§ **読解用抜粋**:
───

本発明のガスシールドアーク溶接用ワイヤは、乾式孔ダイス伸線または湿式孔ダイス伸線でワイヤ長手方向の溝を付与コントロールし、送給潤滑剤を塗布して製造する。
【0028】
【実施例】
以下、本発明の効果を実施例により具体的に説明する。
表1に示すワイヤ径1.2mmの各種ワイヤ表面性状のフラックス入りワイヤ(JIS Z3313 YFW−C50DR、フラックス充填率14%)とソリッドワイヤ(JIS Z3312 YGW11)を試作してスプール巻きワイヤとした。
【0029】
【表1】
Figure 2004314099
【0030】
各試験例につきワイヤの表面性状とワイヤ送給性能を調査した。ワイヤ表面性状のうち粗度は触針式粗度計(針先1μmR)で測定し、送給潤滑剤の付着量は化学分析により測定を行った。また、ワイヤ送給性評価試験は、図3に示す装置を用いて行った。図3において送給機(6)にセットされたスプール巻き溶接用ワイヤ(7)は、送給ローラ(8)により引き出され、コンジットケーブル(9)に内包したコンジットライナを経てその先端のトーチ(10)まで送給される。そして通電チップと鋼板(11)の間でビードオンプレート溶接を行う。コンジットケーブル(9)は6m長で、ワイヤ送給抵抗を与えるために75mm径のループを2つ形成した屈曲部(12)を設けた。送給機(6)には送給ローラの周速度Vr(=設定ワイヤ速度)の検出器(図示しない)、ワイヤの実速度(Vw)検出器(13)を備えている。
【0031】
送給性評価指標のスリップ率SLはSL=(Vr−Vw)/Vr×100%で表される。また、送給ローラ部分に設けられたロードセル(14)により送給時にワイヤがライナから受ける反力を送給抵抗Rとして検出した。溶接は、表2に示す溶接条件で20分間溶接し、送給抵抗Rとスリップ率SLを測定して平均値を求めた。送給抵抗Rが6kgf以下でスリップ率SLが10%以下の場合にワイヤ送給性良好と判定した。また、スパッタ発生状態の評価は小粒で少ないものを○、小粒または大粒で多いものを×として評価した。それらの結果を表1にまとめて示す。

───

コレクションから抜粋した行:
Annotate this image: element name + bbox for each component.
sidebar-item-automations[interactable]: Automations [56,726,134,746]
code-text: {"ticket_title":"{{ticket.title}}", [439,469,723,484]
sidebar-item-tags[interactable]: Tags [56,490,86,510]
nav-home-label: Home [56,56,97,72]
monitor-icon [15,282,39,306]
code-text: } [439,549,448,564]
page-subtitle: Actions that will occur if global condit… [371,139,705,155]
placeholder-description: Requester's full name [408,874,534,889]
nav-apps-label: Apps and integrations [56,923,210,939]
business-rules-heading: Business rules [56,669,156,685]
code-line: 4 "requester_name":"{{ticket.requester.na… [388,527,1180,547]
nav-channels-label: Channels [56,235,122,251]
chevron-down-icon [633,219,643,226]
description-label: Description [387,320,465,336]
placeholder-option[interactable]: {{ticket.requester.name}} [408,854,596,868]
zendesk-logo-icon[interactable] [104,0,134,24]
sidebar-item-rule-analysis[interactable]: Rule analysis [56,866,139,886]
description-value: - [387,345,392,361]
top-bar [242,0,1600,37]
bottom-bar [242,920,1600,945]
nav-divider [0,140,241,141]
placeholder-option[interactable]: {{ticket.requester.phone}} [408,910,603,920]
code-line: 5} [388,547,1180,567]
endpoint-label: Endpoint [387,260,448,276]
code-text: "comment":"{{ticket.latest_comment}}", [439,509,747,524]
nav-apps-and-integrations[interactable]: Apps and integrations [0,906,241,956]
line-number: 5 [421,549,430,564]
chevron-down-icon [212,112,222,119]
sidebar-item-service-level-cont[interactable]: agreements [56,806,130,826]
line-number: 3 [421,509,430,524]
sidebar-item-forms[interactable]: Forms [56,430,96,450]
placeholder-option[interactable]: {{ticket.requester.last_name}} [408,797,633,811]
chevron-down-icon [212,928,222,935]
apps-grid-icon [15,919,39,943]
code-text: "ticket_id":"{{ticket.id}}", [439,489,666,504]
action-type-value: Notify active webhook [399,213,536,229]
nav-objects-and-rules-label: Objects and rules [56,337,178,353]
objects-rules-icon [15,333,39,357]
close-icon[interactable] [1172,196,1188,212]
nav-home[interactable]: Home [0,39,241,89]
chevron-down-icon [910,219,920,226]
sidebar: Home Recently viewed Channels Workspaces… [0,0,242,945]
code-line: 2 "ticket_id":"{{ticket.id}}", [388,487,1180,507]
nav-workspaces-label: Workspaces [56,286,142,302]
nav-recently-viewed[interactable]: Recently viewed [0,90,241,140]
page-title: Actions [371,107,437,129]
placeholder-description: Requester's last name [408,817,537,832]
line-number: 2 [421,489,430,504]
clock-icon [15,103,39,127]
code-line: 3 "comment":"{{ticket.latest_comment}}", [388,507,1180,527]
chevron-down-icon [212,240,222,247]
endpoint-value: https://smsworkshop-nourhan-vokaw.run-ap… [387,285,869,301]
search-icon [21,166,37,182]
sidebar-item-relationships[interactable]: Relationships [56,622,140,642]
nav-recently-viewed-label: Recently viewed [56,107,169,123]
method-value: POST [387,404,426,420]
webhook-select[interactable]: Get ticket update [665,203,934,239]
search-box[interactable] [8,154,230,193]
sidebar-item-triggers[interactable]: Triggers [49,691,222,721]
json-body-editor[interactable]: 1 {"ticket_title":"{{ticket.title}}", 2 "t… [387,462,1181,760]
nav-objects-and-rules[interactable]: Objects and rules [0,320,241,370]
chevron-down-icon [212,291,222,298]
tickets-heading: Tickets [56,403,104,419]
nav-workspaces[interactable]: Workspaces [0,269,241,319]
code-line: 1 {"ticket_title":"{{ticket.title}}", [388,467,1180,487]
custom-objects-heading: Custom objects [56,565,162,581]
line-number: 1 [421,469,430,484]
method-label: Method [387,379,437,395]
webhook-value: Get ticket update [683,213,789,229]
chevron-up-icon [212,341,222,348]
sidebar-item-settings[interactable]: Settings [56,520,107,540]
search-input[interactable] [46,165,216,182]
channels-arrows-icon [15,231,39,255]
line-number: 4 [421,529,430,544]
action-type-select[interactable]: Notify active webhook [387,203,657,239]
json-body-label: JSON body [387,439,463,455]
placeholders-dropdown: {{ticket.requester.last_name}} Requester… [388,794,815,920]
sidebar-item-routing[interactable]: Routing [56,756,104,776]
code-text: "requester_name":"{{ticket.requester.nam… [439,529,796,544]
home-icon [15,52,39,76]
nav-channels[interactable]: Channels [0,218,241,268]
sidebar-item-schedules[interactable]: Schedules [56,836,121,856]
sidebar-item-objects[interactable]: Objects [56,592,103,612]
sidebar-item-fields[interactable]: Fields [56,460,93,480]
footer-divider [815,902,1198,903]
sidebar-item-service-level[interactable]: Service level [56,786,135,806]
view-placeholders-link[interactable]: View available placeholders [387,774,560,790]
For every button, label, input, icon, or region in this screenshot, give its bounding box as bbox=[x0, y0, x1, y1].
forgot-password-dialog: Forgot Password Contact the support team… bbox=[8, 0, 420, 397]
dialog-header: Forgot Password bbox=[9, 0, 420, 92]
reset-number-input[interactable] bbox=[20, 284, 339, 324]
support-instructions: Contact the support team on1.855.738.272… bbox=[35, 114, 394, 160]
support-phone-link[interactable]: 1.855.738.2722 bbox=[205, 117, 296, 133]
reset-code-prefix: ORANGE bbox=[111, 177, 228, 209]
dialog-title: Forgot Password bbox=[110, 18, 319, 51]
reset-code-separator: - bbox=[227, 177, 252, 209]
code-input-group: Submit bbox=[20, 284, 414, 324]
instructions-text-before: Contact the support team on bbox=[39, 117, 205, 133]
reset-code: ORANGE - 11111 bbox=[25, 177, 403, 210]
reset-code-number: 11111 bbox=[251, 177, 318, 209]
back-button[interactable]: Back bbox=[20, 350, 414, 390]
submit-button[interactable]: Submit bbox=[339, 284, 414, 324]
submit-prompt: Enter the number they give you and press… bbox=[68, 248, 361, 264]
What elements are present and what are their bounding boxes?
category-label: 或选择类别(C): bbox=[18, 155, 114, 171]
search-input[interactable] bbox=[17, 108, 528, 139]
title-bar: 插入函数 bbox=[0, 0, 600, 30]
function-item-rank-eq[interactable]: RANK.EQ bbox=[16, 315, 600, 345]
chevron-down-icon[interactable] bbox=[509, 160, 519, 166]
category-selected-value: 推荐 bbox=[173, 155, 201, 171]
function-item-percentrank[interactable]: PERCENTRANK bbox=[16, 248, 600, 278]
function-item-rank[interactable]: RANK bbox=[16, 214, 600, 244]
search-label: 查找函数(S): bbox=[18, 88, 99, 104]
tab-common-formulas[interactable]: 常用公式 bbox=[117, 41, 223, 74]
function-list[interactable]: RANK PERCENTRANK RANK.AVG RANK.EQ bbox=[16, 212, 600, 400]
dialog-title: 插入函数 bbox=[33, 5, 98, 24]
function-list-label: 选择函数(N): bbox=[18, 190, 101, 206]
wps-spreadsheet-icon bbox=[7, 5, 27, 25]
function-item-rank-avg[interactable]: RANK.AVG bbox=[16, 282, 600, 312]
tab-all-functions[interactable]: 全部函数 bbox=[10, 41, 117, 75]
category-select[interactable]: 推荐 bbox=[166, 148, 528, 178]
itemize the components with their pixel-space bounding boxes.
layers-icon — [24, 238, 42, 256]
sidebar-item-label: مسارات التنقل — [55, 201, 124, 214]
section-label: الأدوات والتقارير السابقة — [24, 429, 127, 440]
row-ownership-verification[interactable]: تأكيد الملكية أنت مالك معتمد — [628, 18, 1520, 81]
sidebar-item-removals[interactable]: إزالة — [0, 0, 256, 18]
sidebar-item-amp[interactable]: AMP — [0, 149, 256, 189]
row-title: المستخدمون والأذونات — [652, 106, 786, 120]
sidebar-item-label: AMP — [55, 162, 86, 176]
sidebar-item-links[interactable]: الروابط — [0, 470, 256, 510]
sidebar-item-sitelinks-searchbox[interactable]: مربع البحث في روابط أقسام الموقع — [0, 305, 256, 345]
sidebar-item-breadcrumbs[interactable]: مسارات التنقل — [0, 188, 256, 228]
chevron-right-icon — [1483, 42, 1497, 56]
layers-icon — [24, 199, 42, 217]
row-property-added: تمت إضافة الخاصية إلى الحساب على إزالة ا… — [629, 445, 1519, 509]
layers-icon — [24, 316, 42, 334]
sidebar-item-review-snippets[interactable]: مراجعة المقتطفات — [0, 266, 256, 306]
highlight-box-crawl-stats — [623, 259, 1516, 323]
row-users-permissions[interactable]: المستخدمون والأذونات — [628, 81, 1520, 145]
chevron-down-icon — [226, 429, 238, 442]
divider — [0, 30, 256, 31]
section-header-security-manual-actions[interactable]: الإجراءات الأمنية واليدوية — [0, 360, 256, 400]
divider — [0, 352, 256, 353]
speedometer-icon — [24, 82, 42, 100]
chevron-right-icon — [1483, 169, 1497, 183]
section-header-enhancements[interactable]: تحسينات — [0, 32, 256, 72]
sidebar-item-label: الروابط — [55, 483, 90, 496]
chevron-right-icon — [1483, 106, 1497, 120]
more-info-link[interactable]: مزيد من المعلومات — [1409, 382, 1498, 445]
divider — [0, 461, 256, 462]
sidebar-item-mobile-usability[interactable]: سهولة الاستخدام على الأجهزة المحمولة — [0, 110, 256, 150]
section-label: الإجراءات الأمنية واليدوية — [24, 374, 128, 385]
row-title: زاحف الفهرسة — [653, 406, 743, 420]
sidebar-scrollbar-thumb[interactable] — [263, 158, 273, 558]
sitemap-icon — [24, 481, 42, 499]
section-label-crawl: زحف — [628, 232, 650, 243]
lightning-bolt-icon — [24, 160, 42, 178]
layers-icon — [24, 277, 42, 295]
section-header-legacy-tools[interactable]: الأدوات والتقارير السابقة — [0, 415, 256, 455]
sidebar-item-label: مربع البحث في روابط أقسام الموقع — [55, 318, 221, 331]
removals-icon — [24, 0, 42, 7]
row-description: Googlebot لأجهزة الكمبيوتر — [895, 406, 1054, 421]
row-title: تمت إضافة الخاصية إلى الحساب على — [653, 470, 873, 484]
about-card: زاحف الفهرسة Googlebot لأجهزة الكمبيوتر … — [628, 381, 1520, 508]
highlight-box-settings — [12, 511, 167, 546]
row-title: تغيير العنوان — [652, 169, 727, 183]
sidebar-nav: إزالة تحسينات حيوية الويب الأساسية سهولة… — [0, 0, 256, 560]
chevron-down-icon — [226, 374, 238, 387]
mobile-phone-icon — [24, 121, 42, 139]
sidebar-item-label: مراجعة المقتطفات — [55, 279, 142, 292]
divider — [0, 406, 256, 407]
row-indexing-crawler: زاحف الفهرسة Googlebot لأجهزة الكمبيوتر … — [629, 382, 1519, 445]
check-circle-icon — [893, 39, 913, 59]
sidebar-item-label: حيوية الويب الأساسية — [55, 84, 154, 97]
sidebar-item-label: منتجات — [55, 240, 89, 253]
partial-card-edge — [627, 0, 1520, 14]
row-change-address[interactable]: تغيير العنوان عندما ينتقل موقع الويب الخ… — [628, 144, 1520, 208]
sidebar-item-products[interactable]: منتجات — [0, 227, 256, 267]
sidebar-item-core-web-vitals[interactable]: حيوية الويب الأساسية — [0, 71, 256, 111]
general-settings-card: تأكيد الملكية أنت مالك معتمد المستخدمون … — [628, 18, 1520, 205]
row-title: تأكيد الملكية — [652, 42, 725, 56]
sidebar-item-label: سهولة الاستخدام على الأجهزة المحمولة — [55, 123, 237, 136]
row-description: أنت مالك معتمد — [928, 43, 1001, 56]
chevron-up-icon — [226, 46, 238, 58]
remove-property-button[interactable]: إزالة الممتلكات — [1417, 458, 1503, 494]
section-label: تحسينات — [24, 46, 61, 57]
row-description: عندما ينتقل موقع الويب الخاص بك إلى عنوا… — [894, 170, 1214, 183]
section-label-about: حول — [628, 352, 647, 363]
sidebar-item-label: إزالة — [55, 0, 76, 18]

───

§ **設問内容**: 溶接用ワイヤの文章で、「各試験例につき」で始まる段落に括弧付きの番号で示された装置の部品を、番号とともにすべて挙げよ。 これらの行は使わなくてよい。

§ **解答**:
送給機(6)
スプール巻き溶接用ワイヤ(7)
送給ローラ(8)
コンジットケーブル(9)
トーチ(10)
鋼板(11)
屈曲部(12)
ワイヤの実速度(Vw)検出器(13)